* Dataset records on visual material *
· · · · ·
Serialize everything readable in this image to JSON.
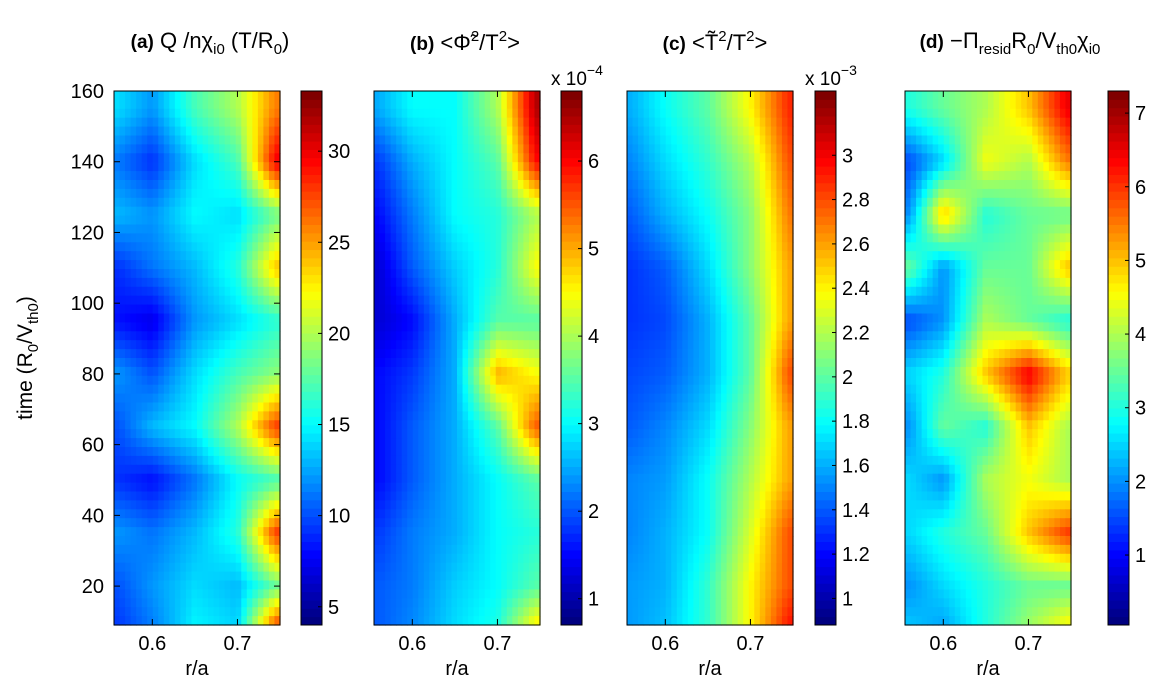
{
  "chart_data": [
    {
      "type": "heatmap",
      "title_parts": [
        {
          "t": "(a)",
          "bold": true
        },
        {
          "t": " Q /nχ"
        },
        {
          "t": "i0",
          "sub": true
        },
        {
          "t": " (T/R"
        },
        {
          "t": "0",
          "sub": true
        },
        {
          "t": ")"
        }
      ],
      "xlabel": "r/a",
      "ylabel_parts": [
        {
          "t": "time (R"
        },
        {
          "t": "0",
          "sub": true
        },
        {
          "t": "/V"
        },
        {
          "t": "th0",
          "sub": true
        },
        {
          "t": ")"
        }
      ],
      "xlim": [
        0.555,
        0.75
      ],
      "ylim": [
        9,
        160
      ],
      "xticks": [
        0.6,
        0.7
      ],
      "yticks": [
        20,
        40,
        60,
        80,
        100,
        120,
        140,
        160
      ],
      "colormap": "jet",
      "clim": [
        4,
        33.3
      ],
      "cbar_ticks": [
        5,
        10,
        15,
        20,
        25,
        30
      ],
      "cbar_exponent": "",
      "grid_r": [
        0.56,
        0.6,
        0.65,
        0.7,
        0.745
      ],
      "grid_time": [
        155,
        140,
        125,
        110,
        95,
        80,
        65,
        50,
        35,
        20,
        5
      ],
      "z": [
        [
          14,
          12,
          17,
          20,
          26
        ],
        [
          11,
          9,
          14,
          17,
          30
        ],
        [
          13,
          12,
          15,
          14,
          18
        ],
        [
          9,
          11,
          13,
          16,
          24
        ],
        [
          8,
          7,
          12,
          14,
          16
        ],
        [
          12,
          10,
          14,
          17,
          19
        ],
        [
          10,
          13,
          15,
          20,
          28
        ],
        [
          9,
          8,
          11,
          15,
          17
        ],
        [
          12,
          11,
          13,
          16,
          28
        ],
        [
          10,
          12,
          14,
          13,
          18
        ],
        [
          9,
          11,
          15,
          14,
          31
        ]
      ]
    },
    {
      "type": "heatmap",
      "title_parts": [
        {
          "t": "(b)",
          "bold": true
        },
        {
          "t": " <Φ̃"
        },
        {
          "t": "2",
          "sup": true
        },
        {
          "t": "/T"
        },
        {
          "t": "2",
          "sup": true
        },
        {
          "t": ">"
        }
      ],
      "xlabel": "r/a",
      "xlim": [
        0.555,
        0.75
      ],
      "ylim": [
        9,
        160
      ],
      "xticks": [
        0.6,
        0.7
      ],
      "colormap": "jet",
      "clim": [
        0.7,
        6.8
      ],
      "cbar_ticks": [
        1,
        2,
        3,
        4,
        5,
        6
      ],
      "cbar_exponent": "-4",
      "grid_r": [
        0.56,
        0.6,
        0.65,
        0.7,
        0.745
      ],
      "grid_time": [
        155,
        140,
        125,
        110,
        95,
        80,
        65,
        50,
        35,
        20,
        5
      ],
      "z": [
        [
          2.5,
          3,
          3,
          4,
          6.5
        ],
        [
          1.8,
          2.5,
          3,
          3.5,
          6
        ],
        [
          1.5,
          2.2,
          3,
          3.2,
          4
        ],
        [
          1.2,
          2,
          2.7,
          3.2,
          4.5
        ],
        [
          1.2,
          1.5,
          2.5,
          3.5,
          3.5
        ],
        [
          1.5,
          1.8,
          2.5,
          5,
          4.5
        ],
        [
          1.5,
          2,
          2.5,
          3.5,
          5.5
        ],
        [
          1.5,
          2,
          2.5,
          3,
          3.5
        ],
        [
          1.8,
          2.2,
          2.5,
          3,
          3.2
        ],
        [
          2,
          2.2,
          2.7,
          3,
          3.5
        ],
        [
          2,
          2.3,
          2.8,
          3.2,
          5
        ]
      ]
    },
    {
      "type": "heatmap",
      "title_parts": [
        {
          "t": "(c)",
          "bold": true
        },
        {
          "t": "   <T̃"
        },
        {
          "t": "2",
          "sup": true
        },
        {
          "t": "/T"
        },
        {
          "t": "2",
          "sup": true
        },
        {
          "t": ">"
        }
      ],
      "xlabel": "r/a",
      "xlim": [
        0.555,
        0.75
      ],
      "ylim": [
        9,
        160
      ],
      "xticks": [
        0.6,
        0.7
      ],
      "colormap": "jet",
      "clim": [
        0.88,
        3.29
      ],
      "cbar_ticks": [
        1,
        1.2,
        1.4,
        1.6,
        1.8,
        2,
        2.2,
        2.4,
        2.6,
        2.8,
        3
      ],
      "cbar_exponent": "-3",
      "grid_r": [
        0.56,
        0.6,
        0.65,
        0.7,
        0.745
      ],
      "grid_time": [
        155,
        140,
        125,
        110,
        95,
        80,
        65,
        50,
        35,
        20,
        5
      ],
      "z": [
        [
          1.6,
          1.8,
          2.0,
          2.4,
          2.9
        ],
        [
          1.5,
          1.7,
          1.9,
          2.2,
          2.8
        ],
        [
          1.4,
          1.6,
          1.8,
          2.1,
          2.7
        ],
        [
          1.3,
          1.4,
          1.7,
          2.1,
          2.6
        ],
        [
          1.3,
          1.35,
          1.6,
          2.0,
          2.6
        ],
        [
          1.35,
          1.4,
          1.6,
          2.0,
          2.8
        ],
        [
          1.4,
          1.5,
          1.7,
          2.1,
          2.6
        ],
        [
          1.5,
          1.55,
          1.8,
          2.2,
          2.6
        ],
        [
          1.5,
          1.6,
          1.8,
          2.3,
          2.8
        ],
        [
          1.55,
          1.6,
          1.9,
          2.4,
          2.8
        ],
        [
          1.55,
          1.65,
          1.9,
          2.4,
          3.0
        ]
      ]
    },
    {
      "type": "heatmap",
      "title_parts": [
        {
          "t": "(d)",
          "bold": true
        },
        {
          "t": " −Π"
        },
        {
          "t": "resid",
          "sub": true
        },
        {
          "t": "R"
        },
        {
          "t": "0",
          "sub": true
        },
        {
          "t": "/V"
        },
        {
          "t": "th0",
          "sub": true
        },
        {
          "t": "χ"
        },
        {
          "t": "i0",
          "sub": true
        }
      ],
      "xlabel": "r/a",
      "xlim": [
        0.555,
        0.75
      ],
      "ylim": [
        9,
        160
      ],
      "xticks": [
        0.6,
        0.7
      ],
      "colormap": "jet",
      "clim": [
        0.05,
        7.3
      ],
      "cbar_ticks": [
        1,
        2,
        3,
        4,
        5,
        6,
        7
      ],
      "cbar_exponent": "",
      "grid_r": [
        0.56,
        0.6,
        0.65,
        0.7,
        0.745
      ],
      "grid_time": [
        155,
        140,
        125,
        110,
        95,
        80,
        65,
        50,
        35,
        20,
        5
      ],
      "z": [
        [
          3,
          3.5,
          4,
          5,
          6.5
        ],
        [
          1.5,
          2.5,
          4.5,
          4,
          5.5
        ],
        [
          2,
          5,
          3,
          3.5,
          3.5
        ],
        [
          3.5,
          2,
          3.5,
          3.5,
          5
        ],
        [
          1.5,
          2,
          4,
          3.5,
          3
        ],
        [
          2.5,
          3,
          5,
          6.5,
          5
        ],
        [
          2,
          3.5,
          3,
          5,
          4
        ],
        [
          2.5,
          2,
          4,
          4.5,
          4
        ],
        [
          2.5,
          3,
          3.5,
          5,
          6
        ],
        [
          2,
          2.5,
          3,
          3.5,
          3.5
        ],
        [
          2.5,
          2,
          3,
          4,
          5
        ]
      ]
    }
  ],
  "exponent_prefix": "x 10"
}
· · · · ·
The material above must be printed exactly, with its pictures left out.

* ANSWER TO THE PROBLEM *
Serialize everything readable in this image to JSON.
{
  "chart_data": [
    {
      "type": "heatmap",
      "title_parts": [
        {
          "t": "(a)",
          "bold": true
        },
        {
          "t": " Q /nχ"
        },
        {
          "t": "i0",
          "sub": true
        },
        {
          "t": " (T/R"
        },
        {
          "t": "0",
          "sub": true
        },
        {
          "t": ")"
        }
      ],
      "xlabel": "r/a",
      "ylabel_parts": [
        {
          "t": "time (R"
        },
        {
          "t": "0",
          "sub": true
        },
        {
          "t": "/V"
        },
        {
          "t": "th0",
          "sub": true
        },
        {
          "t": ")"
        }
      ],
      "xlim": [
        0.555,
        0.75
      ],
      "ylim": [
        9,
        160
      ],
      "xticks": [
        0.6,
        0.7
      ],
      "yticks": [
        20,
        40,
        60,
        80,
        100,
        120,
        140,
        160
      ],
      "colormap": "jet",
      "clim": [
        4,
        33.3
      ],
      "cbar_ticks": [
        5,
        10,
        15,
        20,
        25,
        30
      ],
      "cbar_exponent": "",
      "grid_r": [
        0.56,
        0.6,
        0.65,
        0.7,
        0.745
      ],
      "grid_time": [
        155,
        140,
        125,
        110,
        95,
        80,
        65,
        50,
        35,
        20,
        5
      ],
      "z": [
        [
          14,
          12,
          17,
          20,
          26
        ],
        [
          11,
          9,
          14,
          17,
          30
        ],
        [
          13,
          12,
          15,
          14,
          18
        ],
        [
          9,
          11,
          13,
          16,
          24
        ],
        [
          8,
          7,
          12,
          14,
          16
        ],
        [
          12,
          10,
          14,
          17,
          19
        ],
        [
          10,
          13,
          15,
          20,
          28
        ],
        [
          9,
          8,
          11,
          15,
          17
        ],
        [
          12,
          11,
          13,
          16,
          28
        ],
        [
          10,
          12,
          14,
          13,
          18
        ],
        [
          9,
          11,
          15,
          14,
          31
        ]
      ]
    },
    {
      "type": "heatmap",
      "title_parts": [
        {
          "t": "(b)",
          "bold": true
        },
        {
          "t": " <Φ̃"
        },
        {
          "t": "2",
          "sup": true
        },
        {
          "t": "/T"
        },
        {
          "t": "2",
          "sup": true
        },
        {
          "t": ">"
        }
      ],
      "xlabel": "r/a",
      "xlim": [
        0.555,
        0.75
      ],
      "ylim": [
        9,
        160
      ],
      "xticks": [
        0.6,
        0.7
      ],
      "colormap": "jet",
      "clim": [
        0.7,
        6.8
      ],
      "cbar_ticks": [
        1,
        2,
        3,
        4,
        5,
        6
      ],
      "cbar_exponent": "-4",
      "grid_r": [
        0.56,
        0.6,
        0.65,
        0.7,
        0.745
      ],
      "grid_time": [
        155,
        140,
        125,
        110,
        95,
        80,
        65,
        50,
        35,
        20,
        5
      ],
      "z": [
        [
          2.5,
          3,
          3,
          4,
          6.5
        ],
        [
          1.8,
          2.5,
          3,
          3.5,
          6
        ],
        [
          1.5,
          2.2,
          3,
          3.2,
          4
        ],
        [
          1.2,
          2,
          2.7,
          3.2,
          4.5
        ],
        [
          1.2,
          1.5,
          2.5,
          3.5,
          3.5
        ],
        [
          1.5,
          1.8,
          2.5,
          5,
          4.5
        ],
        [
          1.5,
          2,
          2.5,
          3.5,
          5.5
        ],
        [
          1.5,
          2,
          2.5,
          3,
          3.5
        ],
        [
          1.8,
          2.2,
          2.5,
          3,
          3.2
        ],
        [
          2,
          2.2,
          2.7,
          3,
          3.5
        ],
        [
          2,
          2.3,
          2.8,
          3.2,
          5
        ]
      ]
    },
    {
      "type": "heatmap",
      "title_parts": [
        {
          "t": "(c)",
          "bold": true
        },
        {
          "t": "   <T̃"
        },
        {
          "t": "2",
          "sup": true
        },
        {
          "t": "/T"
        },
        {
          "t": "2",
          "sup": true
        },
        {
          "t": ">"
        }
      ],
      "xlabel": "r/a",
      "xlim": [
        0.555,
        0.75
      ],
      "ylim": [
        9,
        160
      ],
      "xticks": [
        0.6,
        0.7
      ],
      "colormap": "jet",
      "clim": [
        0.88,
        3.29
      ],
      "cbar_ticks": [
        1,
        1.2,
        1.4,
        1.6,
        1.8,
        2,
        2.2,
        2.4,
        2.6,
        2.8,
        3
      ],
      "cbar_exponent": "-3",
      "grid_r": [
        0.56,
        0.6,
        0.65,
        0.7,
        0.745
      ],
      "grid_time": [
        155,
        140,
        125,
        110,
        95,
        80,
        65,
        50,
        35,
        20,
        5
      ],
      "z": [
        [
          1.6,
          1.8,
          2.0,
          2.4,
          2.9
        ],
        [
          1.5,
          1.7,
          1.9,
          2.2,
          2.8
        ],
        [
          1.4,
          1.6,
          1.8,
          2.1,
          2.7
        ],
        [
          1.3,
          1.4,
          1.7,
          2.1,
          2.6
        ],
        [
          1.3,
          1.35,
          1.6,
          2.0,
          2.6
        ],
        [
          1.35,
          1.4,
          1.6,
          2.0,
          2.8
        ],
        [
          1.4,
          1.5,
          1.7,
          2.1,
          2.6
        ],
        [
          1.5,
          1.55,
          1.8,
          2.2,
          2.6
        ],
        [
          1.5,
          1.6,
          1.8,
          2.3,
          2.8
        ],
        [
          1.55,
          1.6,
          1.9,
          2.4,
          2.8
        ],
        [
          1.55,
          1.65,
          1.9,
          2.4,
          3.0
        ]
      ]
    },
    {
      "type": "heatmap",
      "title_parts": [
        {
          "t": "(d)",
          "bold": true
        },
        {
          "t": " −Π"
        },
        {
          "t": "resid",
          "sub": true
        },
        {
          "t": "R"
        },
        {
          "t": "0",
          "sub": true
        },
        {
          "t": "/V"
        },
        {
          "t": "th0",
          "sub": true
        },
        {
          "t": "χ"
        },
        {
          "t": "i0",
          "sub": true
        }
      ],
      "xlabel": "r/a",
      "xlim": [
        0.555,
        0.75
      ],
      "ylim": [
        9,
        160
      ],
      "xticks": [
        0.6,
        0.7
      ],
      "colormap": "jet",
      "clim": [
        0.05,
        7.3
      ],
      "cbar_ticks": [
        1,
        2,
        3,
        4,
        5,
        6,
        7
      ],
      "cbar_exponent": "",
      "grid_r": [
        0.56,
        0.6,
        0.65,
        0.7,
        0.745
      ],
      "grid_time": [
        155,
        140,
        125,
        110,
        95,
        80,
        65,
        50,
        35,
        20,
        5
      ],
      "z": [
        [
          3,
          3.5,
          4,
          5,
          6.5
        ],
        [
          1.5,
          2.5,
          4.5,
          4,
          5.5
        ],
        [
          2,
          5,
          3,
          3.5,
          3.5
        ],
        [
          3.5,
          2,
          3.5,
          3.5,
          5
        ],
        [
          1.5,
          2,
          4,
          3.5,
          3
        ],
        [
          2.5,
          3,
          5,
          6.5,
          5
        ],
        [
          2,
          3.5,
          3,
          5,
          4
        ],
        [
          2.5,
          2,
          4,
          4.5,
          4
        ],
        [
          2.5,
          3,
          3.5,
          5,
          6
        ],
        [
          2,
          2.5,
          3,
          3.5,
          3.5
        ],
        [
          2.5,
          2,
          3,
          4,
          5
        ]
      ]
    }
  ],
  "exponent_prefix": "x 10"
}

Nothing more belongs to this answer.